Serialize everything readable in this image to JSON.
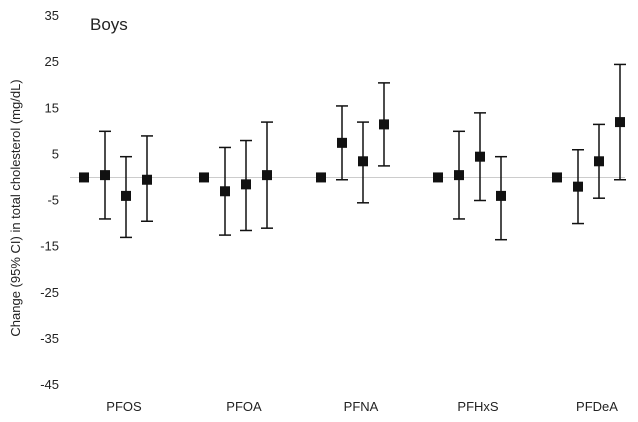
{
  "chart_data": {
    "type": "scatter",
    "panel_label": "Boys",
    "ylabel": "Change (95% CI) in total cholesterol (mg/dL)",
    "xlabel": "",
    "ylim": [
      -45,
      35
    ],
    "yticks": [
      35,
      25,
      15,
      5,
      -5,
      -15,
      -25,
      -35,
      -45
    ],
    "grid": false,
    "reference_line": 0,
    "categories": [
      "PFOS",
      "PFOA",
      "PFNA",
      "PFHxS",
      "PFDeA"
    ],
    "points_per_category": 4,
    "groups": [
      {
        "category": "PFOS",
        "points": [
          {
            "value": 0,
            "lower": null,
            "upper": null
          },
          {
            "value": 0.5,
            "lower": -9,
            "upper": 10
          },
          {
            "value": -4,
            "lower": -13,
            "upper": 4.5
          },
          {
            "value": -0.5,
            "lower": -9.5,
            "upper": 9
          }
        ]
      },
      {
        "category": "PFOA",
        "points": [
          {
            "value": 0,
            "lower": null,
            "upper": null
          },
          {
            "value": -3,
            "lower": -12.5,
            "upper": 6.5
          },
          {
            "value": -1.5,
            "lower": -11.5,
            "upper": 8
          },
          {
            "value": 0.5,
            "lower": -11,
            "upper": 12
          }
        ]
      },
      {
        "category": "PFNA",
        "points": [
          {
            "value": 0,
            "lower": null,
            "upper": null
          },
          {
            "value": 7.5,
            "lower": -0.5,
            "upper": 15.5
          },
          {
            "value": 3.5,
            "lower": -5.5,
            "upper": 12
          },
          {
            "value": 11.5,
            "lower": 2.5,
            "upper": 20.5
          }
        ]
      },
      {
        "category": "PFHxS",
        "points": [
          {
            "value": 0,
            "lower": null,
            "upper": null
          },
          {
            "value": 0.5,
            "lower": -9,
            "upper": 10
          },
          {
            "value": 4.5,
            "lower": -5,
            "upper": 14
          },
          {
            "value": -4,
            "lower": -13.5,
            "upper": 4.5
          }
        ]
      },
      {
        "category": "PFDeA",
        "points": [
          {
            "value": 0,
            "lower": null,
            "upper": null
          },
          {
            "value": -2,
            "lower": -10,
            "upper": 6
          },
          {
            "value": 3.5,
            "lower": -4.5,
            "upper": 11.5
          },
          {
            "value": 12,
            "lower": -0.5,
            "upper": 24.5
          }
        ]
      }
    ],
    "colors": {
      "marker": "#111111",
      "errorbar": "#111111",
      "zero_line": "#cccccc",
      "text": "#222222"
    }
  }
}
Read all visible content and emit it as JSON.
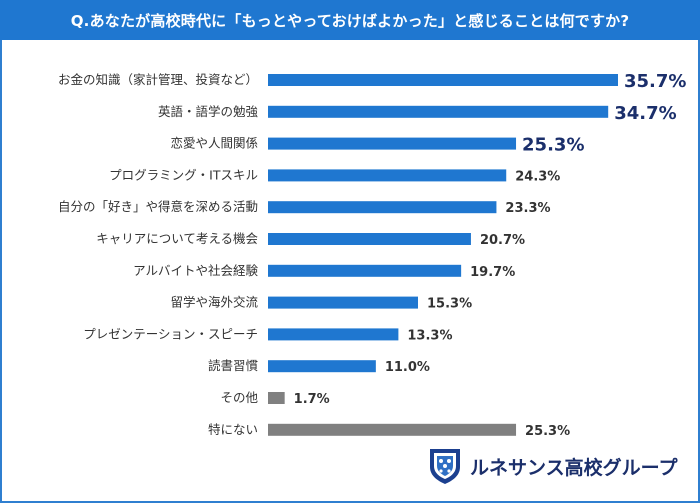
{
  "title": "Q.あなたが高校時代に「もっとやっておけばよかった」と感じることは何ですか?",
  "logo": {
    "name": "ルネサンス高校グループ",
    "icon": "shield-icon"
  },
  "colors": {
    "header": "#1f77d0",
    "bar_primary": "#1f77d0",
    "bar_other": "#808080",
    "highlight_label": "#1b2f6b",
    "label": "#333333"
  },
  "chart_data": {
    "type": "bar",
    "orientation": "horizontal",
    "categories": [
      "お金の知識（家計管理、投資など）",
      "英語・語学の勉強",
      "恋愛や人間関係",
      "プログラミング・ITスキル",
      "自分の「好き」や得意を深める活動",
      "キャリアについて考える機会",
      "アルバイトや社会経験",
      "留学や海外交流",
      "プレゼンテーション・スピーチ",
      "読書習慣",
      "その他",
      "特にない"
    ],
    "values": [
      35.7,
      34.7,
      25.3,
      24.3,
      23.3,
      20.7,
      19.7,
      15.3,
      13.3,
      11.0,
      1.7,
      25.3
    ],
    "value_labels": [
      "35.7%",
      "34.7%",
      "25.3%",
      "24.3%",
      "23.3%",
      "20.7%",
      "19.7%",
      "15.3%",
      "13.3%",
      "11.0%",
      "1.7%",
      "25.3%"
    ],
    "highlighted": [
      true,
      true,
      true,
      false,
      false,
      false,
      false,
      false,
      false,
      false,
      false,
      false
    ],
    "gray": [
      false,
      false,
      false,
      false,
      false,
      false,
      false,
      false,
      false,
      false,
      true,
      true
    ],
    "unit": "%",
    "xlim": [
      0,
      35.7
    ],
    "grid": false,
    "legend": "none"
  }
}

++++++++++++++++++++

● **WHAT IS BEING ASKED**: Reproduce the entries above exactly. Do not include the images.

● **SOLUTION TO THIS EXERCISE**:
Serialize everything readable in this image to JSON.
{
  "chart_data": {
    "type": "scatter",
    "panel_label": "Boys",
    "ylabel": "Change (95% CI) in total cholesterol (mg/dL)",
    "xlabel": "",
    "ylim": [
      -45,
      35
    ],
    "yticks": [
      35,
      25,
      15,
      5,
      -5,
      -15,
      -25,
      -35,
      -45
    ],
    "grid": false,
    "reference_line": 0,
    "categories": [
      "PFOS",
      "PFOA",
      "PFNA",
      "PFHxS",
      "PFDeA"
    ],
    "points_per_category": 4,
    "groups": [
      {
        "category": "PFOS",
        "points": [
          {
            "value": 0,
            "lower": null,
            "upper": null
          },
          {
            "value": 0.5,
            "lower": -9,
            "upper": 10
          },
          {
            "value": -4,
            "lower": -13,
            "upper": 4.5
          },
          {
            "value": -0.5,
            "lower": -9.5,
            "upper": 9
          }
        ]
      },
      {
        "category": "PFOA",
        "points": [
          {
            "value": 0,
            "lower": null,
            "upper": null
          },
          {
            "value": -3,
            "lower": -12.5,
            "upper": 6.5
          },
          {
            "value": -1.5,
            "lower": -11.5,
            "upper": 8
          },
          {
            "value": 0.5,
            "lower": -11,
            "upper": 12
          }
        ]
      },
      {
        "category": "PFNA",
        "points": [
          {
            "value": 0,
            "lower": null,
            "upper": null
          },
          {
            "value": 7.5,
            "lower": -0.5,
            "upper": 15.5
          },
          {
            "value": 3.5,
            "lower": -5.5,
            "upper": 12
          },
          {
            "value": 11.5,
            "lower": 2.5,
            "upper": 20.5
          }
        ]
      },
      {
        "category": "PFHxS",
        "points": [
          {
            "value": 0,
            "lower": null,
            "upper": null
          },
          {
            "value": 0.5,
            "lower": -9,
            "upper": 10
          },
          {
            "value": 4.5,
            "lower": -5,
            "upper": 14
          },
          {
            "value": -4,
            "lower": -13.5,
            "upper": 4.5
          }
        ]
      },
      {
        "category": "PFDeA",
        "points": [
          {
            "value": 0,
            "lower": null,
            "upper": null
          },
          {
            "value": -2,
            "lower": -10,
            "upper": 6
          },
          {
            "value": 3.5,
            "lower": -4.5,
            "upper": 11.5
          },
          {
            "value": 12,
            "lower": -0.5,
            "upper": 24.5
          }
        ]
      }
    ],
    "colors": {
      "marker": "#111111",
      "errorbar": "#111111",
      "zero_line": "#cccccc",
      "text": "#222222"
    }
  }
}
Read all visible content and emit it as JSON.
{
  "title": "Q.あなたが高校時代に「もっとやっておけばよかった」と感じることは何ですか?",
  "logo": {
    "name": "ルネサンス高校グループ",
    "icon": "shield-icon"
  },
  "colors": {
    "header": "#1f77d0",
    "bar_primary": "#1f77d0",
    "bar_other": "#808080",
    "highlight_label": "#1b2f6b",
    "label": "#333333"
  },
  "chart_data": {
    "type": "bar",
    "orientation": "horizontal",
    "categories": [
      "お金の知識（家計管理、投資など）",
      "英語・語学の勉強",
      "恋愛や人間関係",
      "プログラミング・ITスキル",
      "自分の「好き」や得意を深める活動",
      "キャリアについて考える機会",
      "アルバイトや社会経験",
      "留学や海外交流",
      "プレゼンテーション・スピーチ",
      "読書習慣",
      "その他",
      "特にない"
    ],
    "values": [
      35.7,
      34.7,
      25.3,
      24.3,
      23.3,
      20.7,
      19.7,
      15.3,
      13.3,
      11.0,
      1.7,
      25.3
    ],
    "value_labels": [
      "35.7%",
      "34.7%",
      "25.3%",
      "24.3%",
      "23.3%",
      "20.7%",
      "19.7%",
      "15.3%",
      "13.3%",
      "11.0%",
      "1.7%",
      "25.3%"
    ],
    "highlighted": [
      true,
      true,
      true,
      false,
      false,
      false,
      false,
      false,
      false,
      false,
      false,
      false
    ],
    "gray": [
      false,
      false,
      false,
      false,
      false,
      false,
      false,
      false,
      false,
      false,
      true,
      true
    ],
    "unit": "%",
    "xlim": [
      0,
      35.7
    ],
    "grid": false,
    "legend": "none"
  }
}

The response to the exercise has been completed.